Objective
Copy every line from the data below in which the string "median" can be found.

Dataset entries:
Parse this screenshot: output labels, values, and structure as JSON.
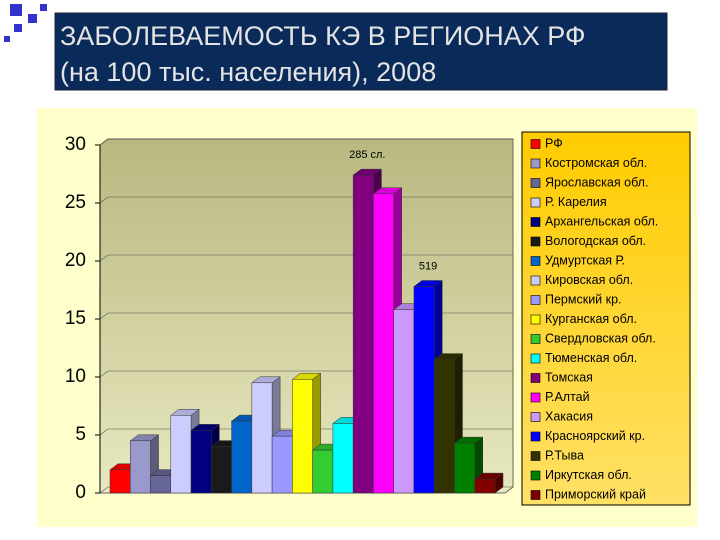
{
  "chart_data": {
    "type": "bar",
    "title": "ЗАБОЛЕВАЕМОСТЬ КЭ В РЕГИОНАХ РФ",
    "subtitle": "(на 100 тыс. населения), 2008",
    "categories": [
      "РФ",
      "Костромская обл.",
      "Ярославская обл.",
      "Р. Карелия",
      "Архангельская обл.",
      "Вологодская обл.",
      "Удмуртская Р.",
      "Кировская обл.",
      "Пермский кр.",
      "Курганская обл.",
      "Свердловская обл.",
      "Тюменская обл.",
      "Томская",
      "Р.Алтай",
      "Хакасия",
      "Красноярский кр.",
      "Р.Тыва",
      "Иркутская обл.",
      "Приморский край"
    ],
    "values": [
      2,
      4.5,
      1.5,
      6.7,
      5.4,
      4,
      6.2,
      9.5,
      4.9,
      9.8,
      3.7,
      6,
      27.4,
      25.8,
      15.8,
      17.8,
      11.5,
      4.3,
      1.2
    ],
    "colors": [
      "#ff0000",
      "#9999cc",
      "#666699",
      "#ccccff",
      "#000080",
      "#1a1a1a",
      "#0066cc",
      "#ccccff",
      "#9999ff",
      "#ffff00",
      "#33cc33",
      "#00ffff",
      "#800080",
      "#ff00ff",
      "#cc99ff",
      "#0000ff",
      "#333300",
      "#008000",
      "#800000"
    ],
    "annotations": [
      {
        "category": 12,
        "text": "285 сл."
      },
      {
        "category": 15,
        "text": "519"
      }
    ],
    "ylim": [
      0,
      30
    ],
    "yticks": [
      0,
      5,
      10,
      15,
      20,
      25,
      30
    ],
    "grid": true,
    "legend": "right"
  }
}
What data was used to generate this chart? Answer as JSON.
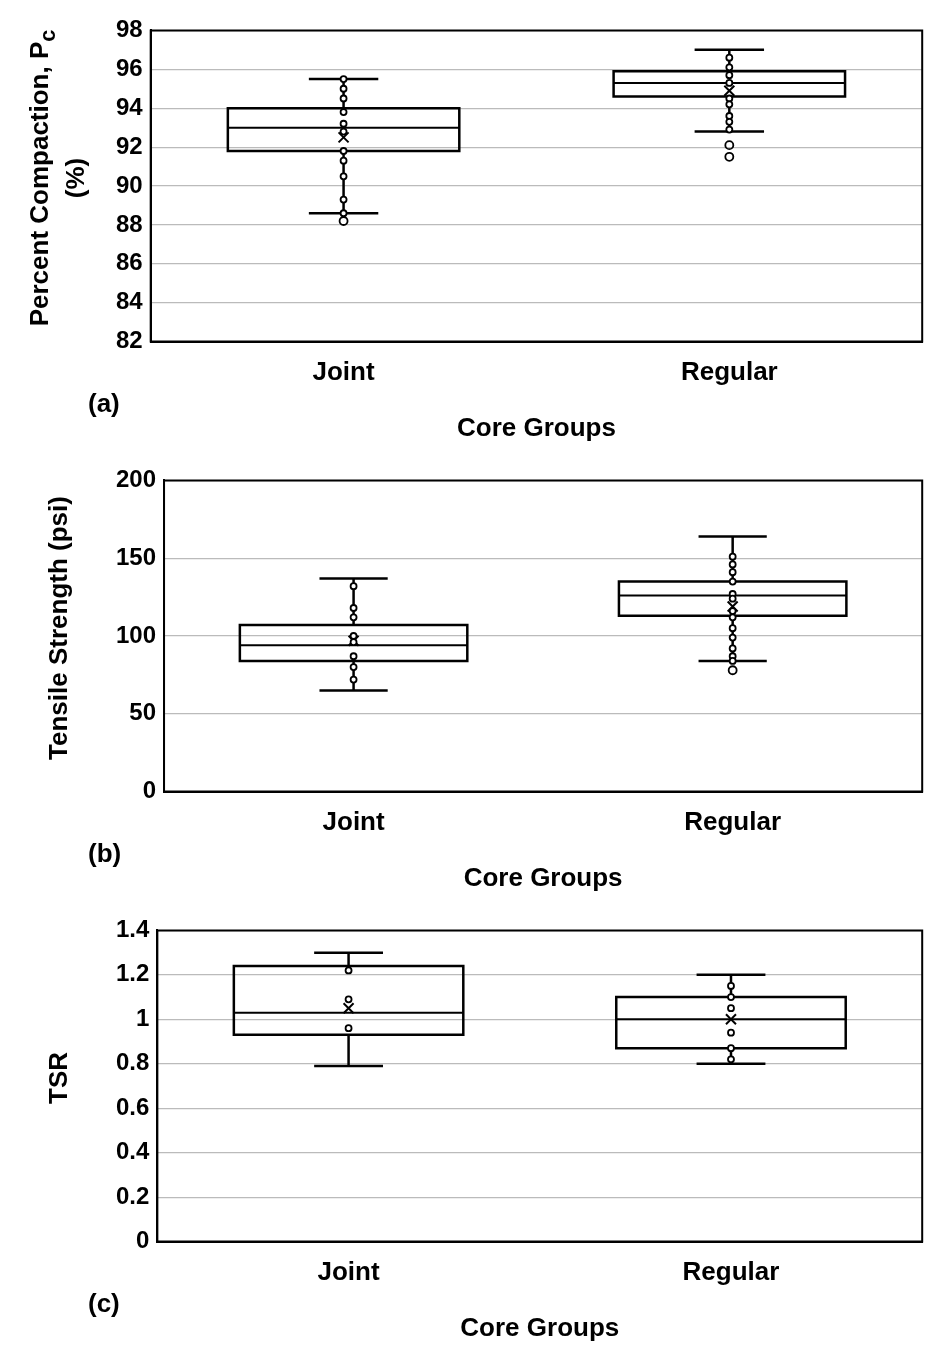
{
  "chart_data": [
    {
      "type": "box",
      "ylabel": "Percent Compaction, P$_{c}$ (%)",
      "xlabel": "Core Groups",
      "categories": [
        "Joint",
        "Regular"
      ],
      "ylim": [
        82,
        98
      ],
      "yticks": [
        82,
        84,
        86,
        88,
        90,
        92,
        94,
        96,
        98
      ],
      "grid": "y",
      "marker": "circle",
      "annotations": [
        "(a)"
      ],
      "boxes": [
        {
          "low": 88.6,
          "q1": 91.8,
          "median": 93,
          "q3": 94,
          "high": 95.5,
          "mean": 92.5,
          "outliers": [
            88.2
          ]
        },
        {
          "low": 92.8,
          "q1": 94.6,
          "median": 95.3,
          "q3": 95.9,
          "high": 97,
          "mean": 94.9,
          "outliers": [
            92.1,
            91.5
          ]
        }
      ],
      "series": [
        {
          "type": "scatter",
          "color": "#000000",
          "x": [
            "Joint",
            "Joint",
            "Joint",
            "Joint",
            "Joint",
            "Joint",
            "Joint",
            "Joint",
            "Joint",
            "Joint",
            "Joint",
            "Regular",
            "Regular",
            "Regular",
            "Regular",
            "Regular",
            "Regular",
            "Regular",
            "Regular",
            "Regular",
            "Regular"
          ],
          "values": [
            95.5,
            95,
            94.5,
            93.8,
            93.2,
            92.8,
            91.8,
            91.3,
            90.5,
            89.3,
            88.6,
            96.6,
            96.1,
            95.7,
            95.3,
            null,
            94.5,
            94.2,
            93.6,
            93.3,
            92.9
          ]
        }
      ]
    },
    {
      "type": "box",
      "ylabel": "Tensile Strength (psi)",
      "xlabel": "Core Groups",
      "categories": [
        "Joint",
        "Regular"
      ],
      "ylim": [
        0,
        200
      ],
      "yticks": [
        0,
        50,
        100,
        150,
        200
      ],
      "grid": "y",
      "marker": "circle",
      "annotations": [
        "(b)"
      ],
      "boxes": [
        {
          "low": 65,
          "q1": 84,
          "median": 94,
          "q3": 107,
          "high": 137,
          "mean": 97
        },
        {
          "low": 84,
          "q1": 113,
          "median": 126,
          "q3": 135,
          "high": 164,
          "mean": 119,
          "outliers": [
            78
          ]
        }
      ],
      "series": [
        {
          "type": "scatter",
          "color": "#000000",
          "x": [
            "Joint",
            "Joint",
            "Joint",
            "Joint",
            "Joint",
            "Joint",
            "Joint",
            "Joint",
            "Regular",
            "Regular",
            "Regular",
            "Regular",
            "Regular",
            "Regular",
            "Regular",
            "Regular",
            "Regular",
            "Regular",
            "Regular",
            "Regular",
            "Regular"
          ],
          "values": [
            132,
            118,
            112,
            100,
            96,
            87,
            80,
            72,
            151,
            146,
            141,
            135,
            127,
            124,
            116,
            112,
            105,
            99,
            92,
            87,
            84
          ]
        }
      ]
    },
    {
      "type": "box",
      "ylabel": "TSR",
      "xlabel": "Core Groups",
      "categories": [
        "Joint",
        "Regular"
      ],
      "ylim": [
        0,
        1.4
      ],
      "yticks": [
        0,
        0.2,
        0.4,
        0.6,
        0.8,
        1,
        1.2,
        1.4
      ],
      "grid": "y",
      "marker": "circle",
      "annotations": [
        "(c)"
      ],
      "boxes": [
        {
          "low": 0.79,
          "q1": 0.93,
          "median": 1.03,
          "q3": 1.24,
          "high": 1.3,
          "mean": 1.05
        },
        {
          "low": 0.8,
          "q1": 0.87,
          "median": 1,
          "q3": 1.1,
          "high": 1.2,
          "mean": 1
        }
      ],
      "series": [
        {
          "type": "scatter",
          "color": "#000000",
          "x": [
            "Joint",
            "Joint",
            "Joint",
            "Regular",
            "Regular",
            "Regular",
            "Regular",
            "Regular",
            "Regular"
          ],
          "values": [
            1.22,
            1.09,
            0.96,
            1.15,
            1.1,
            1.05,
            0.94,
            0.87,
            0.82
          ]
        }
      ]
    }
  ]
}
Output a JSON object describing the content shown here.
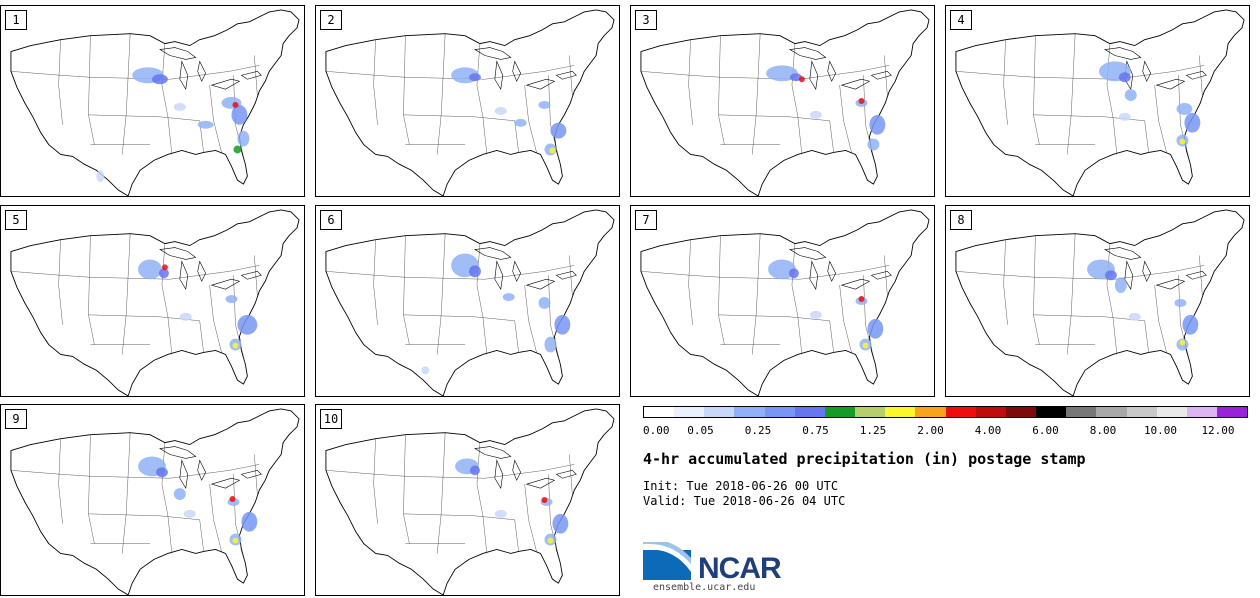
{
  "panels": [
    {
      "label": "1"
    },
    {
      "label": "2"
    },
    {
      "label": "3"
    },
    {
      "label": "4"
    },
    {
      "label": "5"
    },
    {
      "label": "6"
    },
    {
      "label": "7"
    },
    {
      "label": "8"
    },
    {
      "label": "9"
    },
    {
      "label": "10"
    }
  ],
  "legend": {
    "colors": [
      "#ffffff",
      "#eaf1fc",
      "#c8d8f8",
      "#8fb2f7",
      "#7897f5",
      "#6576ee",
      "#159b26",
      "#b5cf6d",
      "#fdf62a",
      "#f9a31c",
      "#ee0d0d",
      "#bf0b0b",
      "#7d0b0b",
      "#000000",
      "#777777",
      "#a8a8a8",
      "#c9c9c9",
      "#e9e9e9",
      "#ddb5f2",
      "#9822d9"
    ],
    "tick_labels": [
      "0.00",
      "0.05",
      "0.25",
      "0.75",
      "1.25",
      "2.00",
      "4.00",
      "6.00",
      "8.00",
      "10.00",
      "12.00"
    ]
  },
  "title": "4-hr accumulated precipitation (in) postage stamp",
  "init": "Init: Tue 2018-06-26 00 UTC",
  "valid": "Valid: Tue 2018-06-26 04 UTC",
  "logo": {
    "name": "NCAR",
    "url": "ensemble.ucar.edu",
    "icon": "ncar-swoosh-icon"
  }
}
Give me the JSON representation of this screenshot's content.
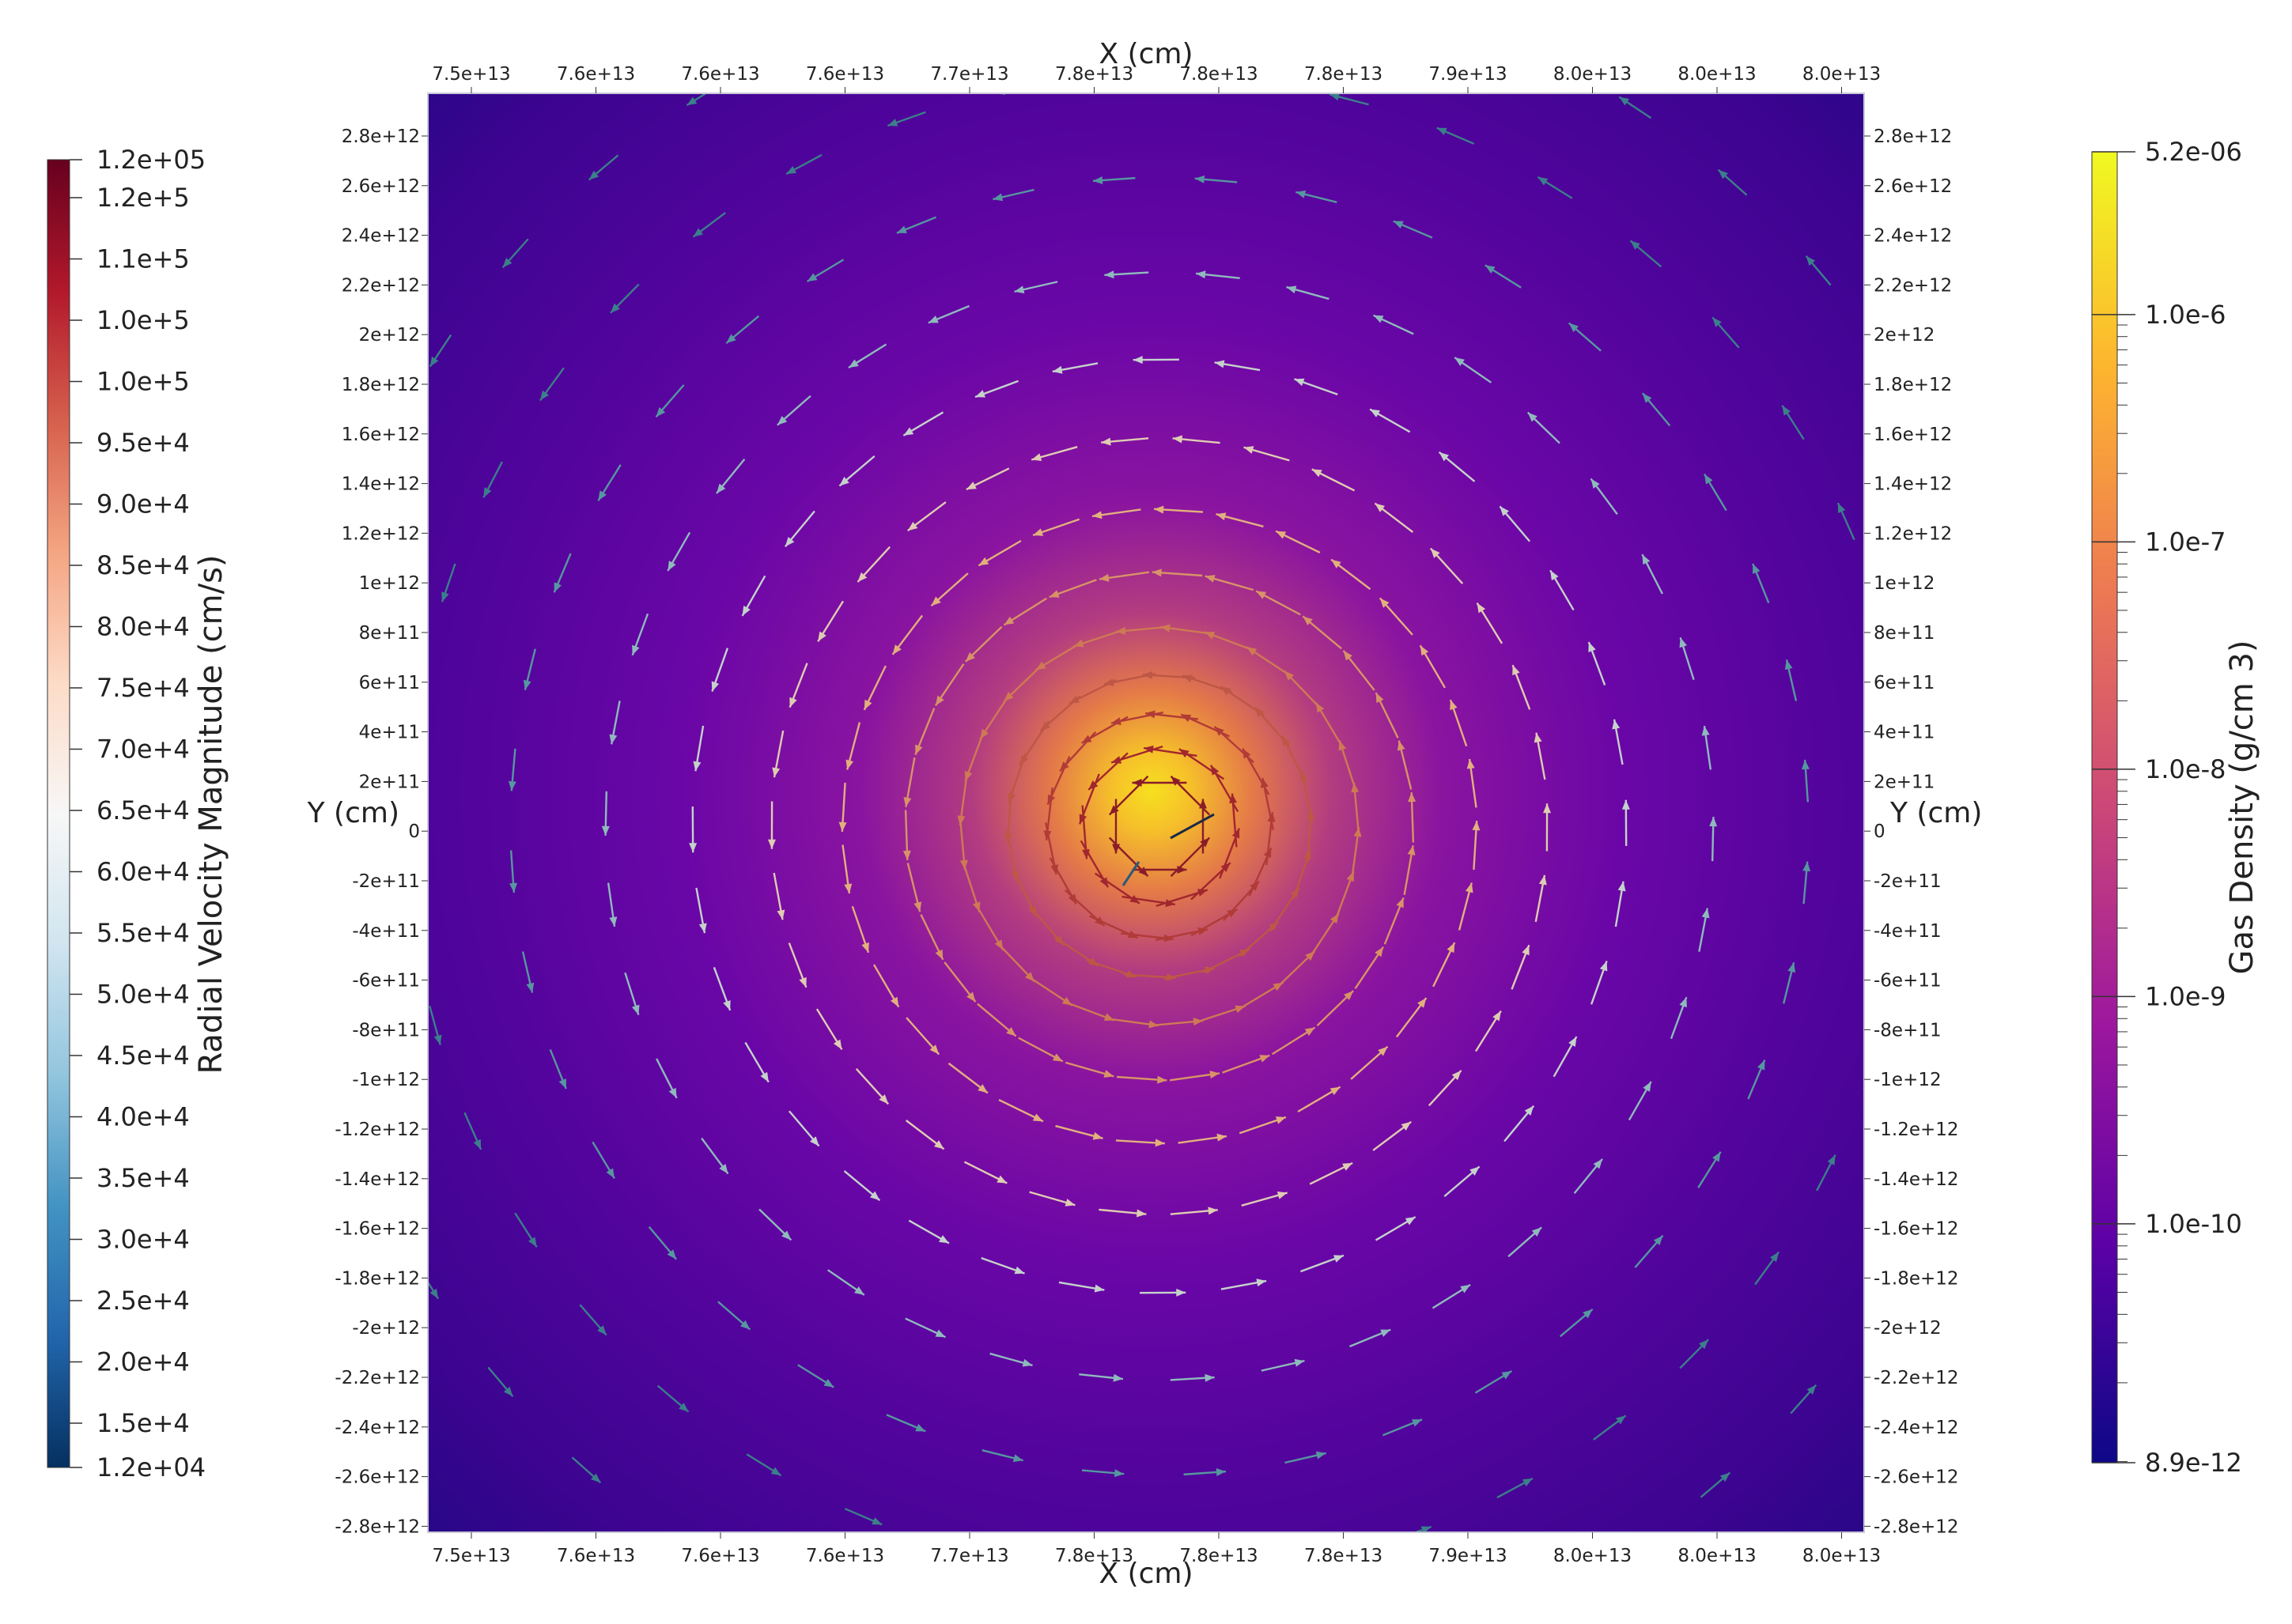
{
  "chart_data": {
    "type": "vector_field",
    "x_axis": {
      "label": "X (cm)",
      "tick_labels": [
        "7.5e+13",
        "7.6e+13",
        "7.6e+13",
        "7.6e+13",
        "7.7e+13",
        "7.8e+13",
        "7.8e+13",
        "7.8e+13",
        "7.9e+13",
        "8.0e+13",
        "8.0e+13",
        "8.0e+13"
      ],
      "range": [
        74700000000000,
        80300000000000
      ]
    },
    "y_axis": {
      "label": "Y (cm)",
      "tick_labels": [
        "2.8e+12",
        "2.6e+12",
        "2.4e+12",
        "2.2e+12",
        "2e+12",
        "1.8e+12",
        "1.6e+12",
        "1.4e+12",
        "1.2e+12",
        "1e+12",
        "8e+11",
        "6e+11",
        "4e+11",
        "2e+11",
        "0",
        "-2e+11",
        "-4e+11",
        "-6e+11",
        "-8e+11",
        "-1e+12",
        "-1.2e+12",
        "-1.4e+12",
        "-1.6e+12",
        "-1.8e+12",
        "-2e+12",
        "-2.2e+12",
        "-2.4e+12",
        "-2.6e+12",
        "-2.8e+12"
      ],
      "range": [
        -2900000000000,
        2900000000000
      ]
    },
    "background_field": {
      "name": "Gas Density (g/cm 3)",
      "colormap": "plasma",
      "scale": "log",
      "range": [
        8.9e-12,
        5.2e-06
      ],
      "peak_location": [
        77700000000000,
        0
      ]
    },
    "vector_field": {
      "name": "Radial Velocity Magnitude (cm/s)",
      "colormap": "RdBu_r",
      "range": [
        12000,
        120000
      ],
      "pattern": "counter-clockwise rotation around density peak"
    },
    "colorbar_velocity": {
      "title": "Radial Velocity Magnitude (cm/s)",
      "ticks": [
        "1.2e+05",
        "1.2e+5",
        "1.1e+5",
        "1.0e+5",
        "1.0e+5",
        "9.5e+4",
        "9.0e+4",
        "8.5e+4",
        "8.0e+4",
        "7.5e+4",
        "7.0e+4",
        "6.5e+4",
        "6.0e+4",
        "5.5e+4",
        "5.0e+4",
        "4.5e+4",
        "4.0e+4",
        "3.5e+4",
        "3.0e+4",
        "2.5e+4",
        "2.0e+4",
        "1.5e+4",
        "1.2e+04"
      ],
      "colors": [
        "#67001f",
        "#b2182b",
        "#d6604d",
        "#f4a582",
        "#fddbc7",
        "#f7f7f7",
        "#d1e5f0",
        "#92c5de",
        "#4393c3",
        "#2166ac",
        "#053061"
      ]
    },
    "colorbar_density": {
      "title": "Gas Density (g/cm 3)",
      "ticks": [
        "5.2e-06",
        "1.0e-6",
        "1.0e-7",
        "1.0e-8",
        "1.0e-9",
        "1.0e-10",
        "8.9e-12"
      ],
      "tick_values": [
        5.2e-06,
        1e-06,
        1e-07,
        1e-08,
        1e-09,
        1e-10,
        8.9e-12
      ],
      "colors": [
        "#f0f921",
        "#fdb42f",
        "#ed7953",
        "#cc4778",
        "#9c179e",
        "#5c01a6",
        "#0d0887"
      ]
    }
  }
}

Result
          "median": 93,
          "median": 95.3,
          "median": 94,
          "median": 126,
          "median": 1.03,
          "median": 1,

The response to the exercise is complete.